YOUR TASK → Exclude the pictures and return every line exactly as written.

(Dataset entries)
* BEGIN *
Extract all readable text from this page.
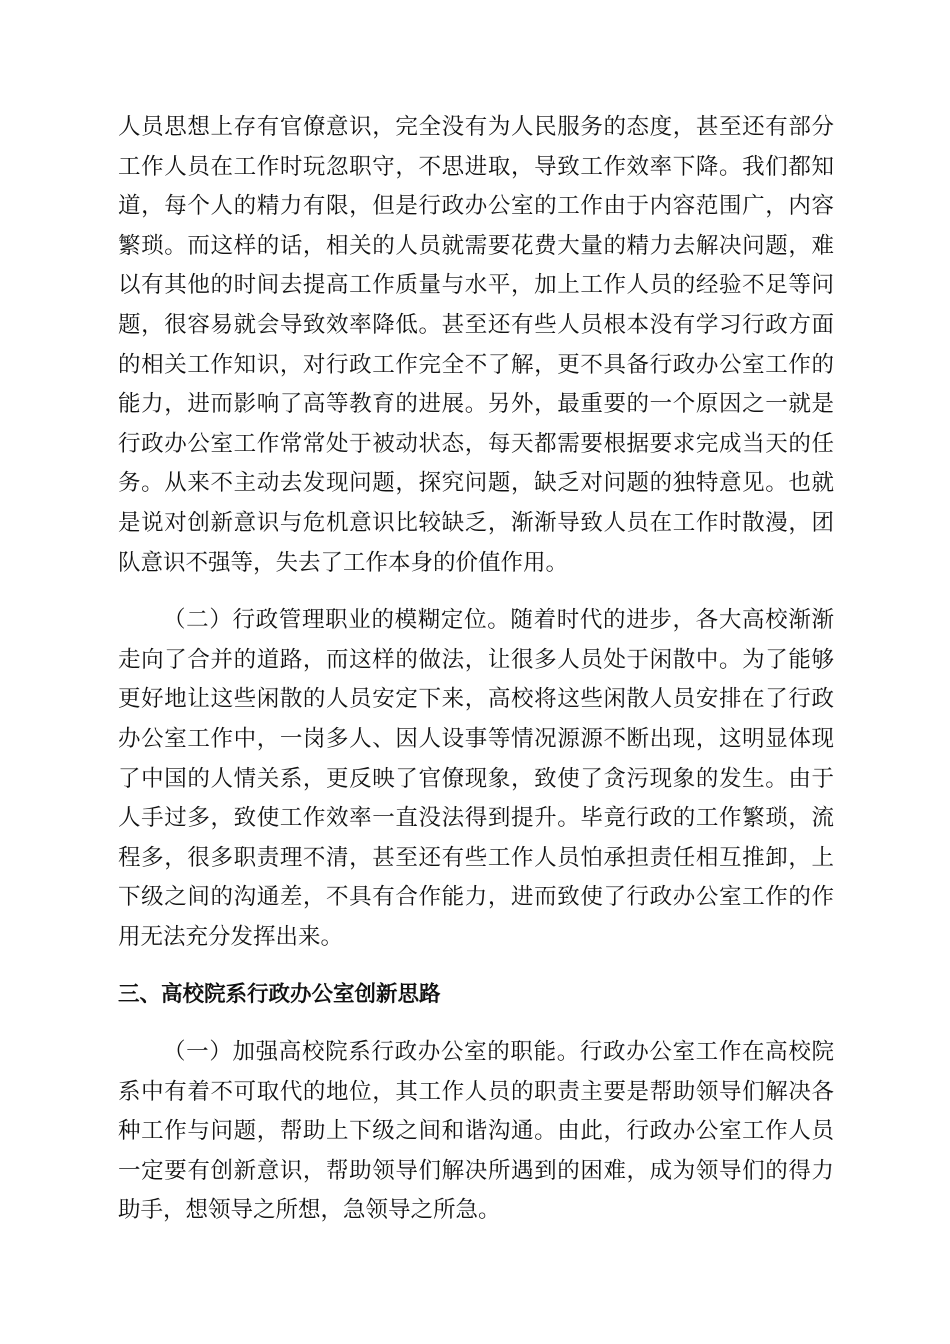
人员思想上存有官僚意识，完全没有为人民服务的态度，甚至还有部分工作人员在工作时玩忽职守，不思进取，导致工作效率下降。我们都知道，每个人的精力有限，但是行政办公室的工作由于内容范围广，内容繁琐。而这样的话，相关的人员就需要花费大量的精力去解决问题，难以有其他的时间去提高工作质量与水平，加上工作人员的经验不足等问题，很容易就会导致效率降低。甚至还有些人员根本没有学习行政方面的相关工作知识，对行政工作完全不了解，更不具备行政办公室工作的能力，进而影响了高等教育的进展。另外，最重要的一个原因之一就是行政办公室工作常常处于被动状态，每天都需要根据要求完成当天的任务。从来不主动去发现问题，探究问题，缺乏对问题的独特意见。也就是说对创新意识与危机意识比较缺乏，渐渐导致人员在工作时散漫，团队意识不强等，失去了工作本身的价值作用。

（二）行政管理职业的模糊定位。随着时代的进步，各大高校渐渐走向了合并的道路，而这样的做法，让很多人员处于闲散中。为了能够更好地让这些闲散的人员安定下来，高校将这些闲散人员安排在了行政办公室工作中，一岗多人、因人设事等情况源源不断出现，这明显体现了中国的人情关系，更反映了官僚现象，致使了贪污现象的发生。由于人手过多，致使工作效率一直没法得到提升。毕竟行政的工作繁琐，流程多，很多职责理不清，甚至还有些工作人员怕承担责任相互推卸，上下级之间的沟通差，不具有合作能力，进而致使了行政办公室工作的作用无法充分发挥出来。

三、高校院系行政办公室创新思路

（一）加强高校院系行政办公室的职能。行政办公室工作在高校院系中有着不可取代的地位，其工作人员的职责主要是帮助领导们解决各种工作与问题，帮助上下级之间和谐沟通。由此，行政办公室工作人员一定要有创新意识，帮助领导们解决所遇到的困难，成为领导们的得力助手，想领导之所想，急领导之所急。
* END *
COMPLETED EXERCISE →
Extract all readable text from this page.
人员思想上存有官僚意识，完全没有为人民服务的态度，甚至还有部分工作人员在工作时玩忽职守，不思进取，导致工作效率下降。我们都知道，每个人的精力有限，但是行政办公室的工作由于内容范围广，内容繁琐。而这样的话，相关的人员就需要花费大量的精力去解决问题，难以有其他的时间去提高工作质量与水平，加上工作人员的经验不足等问题，很容易就会导致效率降低。甚至还有些人员根本没有学习行政方面的相关工作知识，对行政工作完全不了解，更不具备行政办公室工作的能力，进而影响了高等教育的进展。另外，最重要的一个原因之一就是行政办公室工作常常处于被动状态，每天都需要根据要求完成当天的任务。从来不主动去发现问题，探究问题，缺乏对问题的独特意见。也就是说对创新意识与危机意识比较缺乏，渐渐导致人员在工作时散漫，团队意识不强等，失去了工作本身的价值作用。

（二）行政管理职业的模糊定位。随着时代的进步，各大高校渐渐走向了合并的道路，而这样的做法，让很多人员处于闲散中。为了能够更好地让这些闲散的人员安定下来，高校将这些闲散人员安排在了行政办公室工作中，一岗多人、因人设事等情况源源不断出现，这明显体现了中国的人情关系，更反映了官僚现象，致使了贪污现象的发生。由于人手过多，致使工作效率一直没法得到提升。毕竟行政的工作繁琐，流程多，很多职责理不清，甚至还有些工作人员怕承担责任相互推卸，上下级之间的沟通差，不具有合作能力，进而致使了行政办公室工作的作用无法充分发挥出来。

三、高校院系行政办公室创新思路

（一）加强高校院系行政办公室的职能。行政办公室工作在高校院系中有着不可取代的地位，其工作人员的职责主要是帮助领导们解决各种工作与问题，帮助上下级之间和谐沟通。由此，行政办公室工作人员一定要有创新意识，帮助领导们解决所遇到的困难，成为领导们的得力助手，想领导之所想，急领导之所急。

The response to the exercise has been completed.